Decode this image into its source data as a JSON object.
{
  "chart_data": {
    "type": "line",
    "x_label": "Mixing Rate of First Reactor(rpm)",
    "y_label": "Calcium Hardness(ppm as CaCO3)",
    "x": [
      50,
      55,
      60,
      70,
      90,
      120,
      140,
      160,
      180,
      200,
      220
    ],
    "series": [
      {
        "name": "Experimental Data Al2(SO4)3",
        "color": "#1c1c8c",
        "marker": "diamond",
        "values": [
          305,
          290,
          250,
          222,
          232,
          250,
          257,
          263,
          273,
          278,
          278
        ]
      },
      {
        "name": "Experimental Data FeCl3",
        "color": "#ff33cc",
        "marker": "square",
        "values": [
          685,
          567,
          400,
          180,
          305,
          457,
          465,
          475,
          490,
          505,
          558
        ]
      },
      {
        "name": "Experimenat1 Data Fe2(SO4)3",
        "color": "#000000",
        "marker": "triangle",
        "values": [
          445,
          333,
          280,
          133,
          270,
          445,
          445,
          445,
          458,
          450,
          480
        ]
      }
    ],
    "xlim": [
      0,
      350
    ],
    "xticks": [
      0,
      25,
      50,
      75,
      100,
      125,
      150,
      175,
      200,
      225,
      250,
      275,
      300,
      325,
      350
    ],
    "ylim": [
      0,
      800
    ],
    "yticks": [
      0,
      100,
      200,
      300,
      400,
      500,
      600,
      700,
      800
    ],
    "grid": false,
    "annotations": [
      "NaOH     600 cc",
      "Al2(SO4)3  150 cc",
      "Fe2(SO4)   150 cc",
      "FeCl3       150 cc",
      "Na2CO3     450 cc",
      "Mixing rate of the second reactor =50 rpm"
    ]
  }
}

Work to complete >> Copy out all of the records above with nothing altered.

Correct result >>
Decode this image into its source data as a JSON object.
{
  "chart_data": {
    "type": "line",
    "x_label": "Mixing Rate of First Reactor(rpm)",
    "y_label": "Calcium Hardness(ppm as CaCO3)",
    "x": [
      50,
      55,
      60,
      70,
      90,
      120,
      140,
      160,
      180,
      200,
      220
    ],
    "series": [
      {
        "name": "Experimental Data Al2(SO4)3",
        "color": "#1c1c8c",
        "marker": "diamond",
        "values": [
          305,
          290,
          250,
          222,
          232,
          250,
          257,
          263,
          273,
          278,
          278
        ]
      },
      {
        "name": "Experimental Data FeCl3",
        "color": "#ff33cc",
        "marker": "square",
        "values": [
          685,
          567,
          400,
          180,
          305,
          457,
          465,
          475,
          490,
          505,
          558
        ]
      },
      {
        "name": "Experimenat1 Data Fe2(SO4)3",
        "color": "#000000",
        "marker": "triangle",
        "values": [
          445,
          333,
          280,
          133,
          270,
          445,
          445,
          445,
          458,
          450,
          480
        ]
      }
    ],
    "xlim": [
      0,
      350
    ],
    "xticks": [
      0,
      25,
      50,
      75,
      100,
      125,
      150,
      175,
      200,
      225,
      250,
      275,
      300,
      325,
      350
    ],
    "ylim": [
      0,
      800
    ],
    "yticks": [
      0,
      100,
      200,
      300,
      400,
      500,
      600,
      700,
      800
    ],
    "grid": false,
    "annotations": [
      "NaOH     600 cc",
      "Al2(SO4)3  150 cc",
      "Fe2(SO4)   150 cc",
      "FeCl3       150 cc",
      "Na2CO3     450 cc",
      "Mixing rate of the second reactor =50 rpm"
    ]
  }
}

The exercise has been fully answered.